Description of the task -
Without the pictures, repeat the listing character for character.

Data extracted from a collection
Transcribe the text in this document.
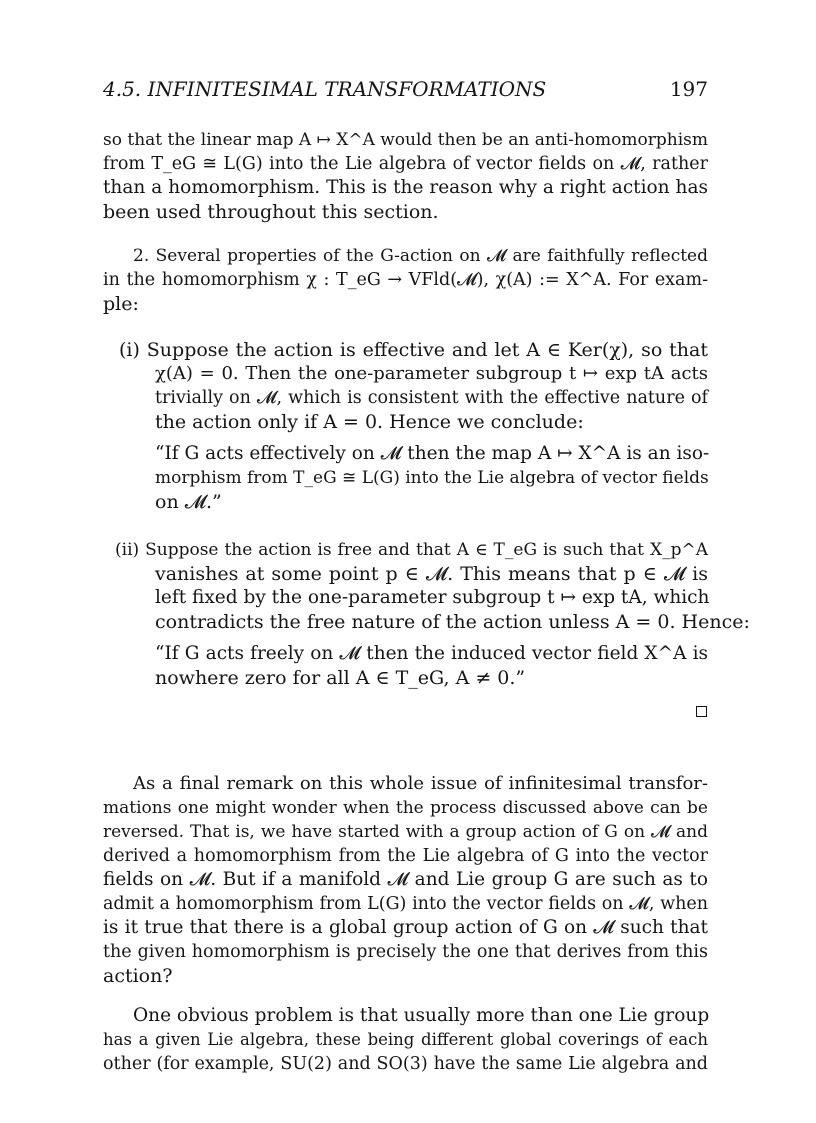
4.5. INFINITESIMAL TRANSFORMATIONS	197
so that the linear map A ↦ X^A would then be an anti-homomorphism
from T_eG ≅ L(G) into the Lie algebra of vector fields on 𝓜, rather
than a homomorphism. This is the reason why a right action has
been used throughout this section.
2. Several properties of the G-action on 𝓜 are faithfully reflected
in the homomorphism χ : T_eG → VFld(𝓜), χ(A) := X^A. For exam-
ple:
(i) Suppose the action is effective and let A ∈ Ker(χ), so that
χ(A) = 0. Then the one-parameter subgroup t ↦ exp tA acts
trivially on 𝓜, which is consistent with the effective nature of
the action only if A = 0. Hence we conclude:
“If G acts effectively on 𝓜 then the map A ↦ X^A is an iso-
morphism from T_eG ≅ L(G) into the Lie algebra of vector fields
on 𝓜.”
(ii) Suppose the action is free and that A ∈ T_eG is such that X_p^A
vanishes at some point p ∈ 𝓜. This means that p ∈ 𝓜 is
left fixed by the one-parameter subgroup t ↦ exp tA, which
contradicts the free nature of the action unless A = 0. Hence:
“If G acts freely on 𝓜 then the induced vector field X^A is
nowhere zero for all A ∈ T_eG, A ≠ 0.”
As a final remark on this whole issue of infinitesimal transfor-
mations one might wonder when the process discussed above can be
reversed. That is, we have started with a group action of G on 𝓜 and
derived a homomorphism from the Lie algebra of G into the vector
fields on 𝓜. But if a manifold 𝓜 and Lie group G are such as to
admit a homomorphism from L(G) into the vector fields on 𝓜, when
is it true that there is a global group action of G on 𝓜 such that
the given homomorphism is precisely the one that derives from this
action?
One obvious problem is that usually more than one Lie group
has a given Lie algebra, these being different global coverings of each
other (for example, SU(2) and SO(3) have the same Lie algebra and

Exercise answer -
Transcribe the text in this document.
4.5. INFINITESIMAL TRANSFORMATIONS	197
so that the linear map A ↦ X^A would then be an anti-homomorphism
from T_eG ≅ L(G) into the Lie algebra of vector fields on 𝓜, rather
than a homomorphism. This is the reason why a right action has
been used throughout this section.
2. Several properties of the G-action on 𝓜 are faithfully reflected
in the homomorphism χ : T_eG → VFld(𝓜), χ(A) := X^A. For exam-
ple:
(i) Suppose the action is effective and let A ∈ Ker(χ), so that
χ(A) = 0. Then the one-parameter subgroup t ↦ exp tA acts
trivially on 𝓜, which is consistent with the effective nature of
the action only if A = 0. Hence we conclude:
“If G acts effectively on 𝓜 then the map A ↦ X^A is an iso-
morphism from T_eG ≅ L(G) into the Lie algebra of vector fields
on 𝓜.”
(ii) Suppose the action is free and that A ∈ T_eG is such that X_p^A
vanishes at some point p ∈ 𝓜. This means that p ∈ 𝓜 is
left fixed by the one-parameter subgroup t ↦ exp tA, which
contradicts the free nature of the action unless A = 0. Hence:
“If G acts freely on 𝓜 then the induced vector field X^A is
nowhere zero for all A ∈ T_eG, A ≠ 0.”
As a final remark on this whole issue of infinitesimal transfor-
mations one might wonder when the process discussed above can be
reversed. That is, we have started with a group action of G on 𝓜 and
derived a homomorphism from the Lie algebra of G into the vector
fields on 𝓜. But if a manifold 𝓜 and Lie group G are such as to
admit a homomorphism from L(G) into the vector fields on 𝓜, when
is it true that there is a global group action of G on 𝓜 such that
the given homomorphism is precisely the one that derives from this
action?
One obvious problem is that usually more than one Lie group
has a given Lie algebra, these being different global coverings of each
other (for example, SU(2) and SO(3) have the same Lie algebra and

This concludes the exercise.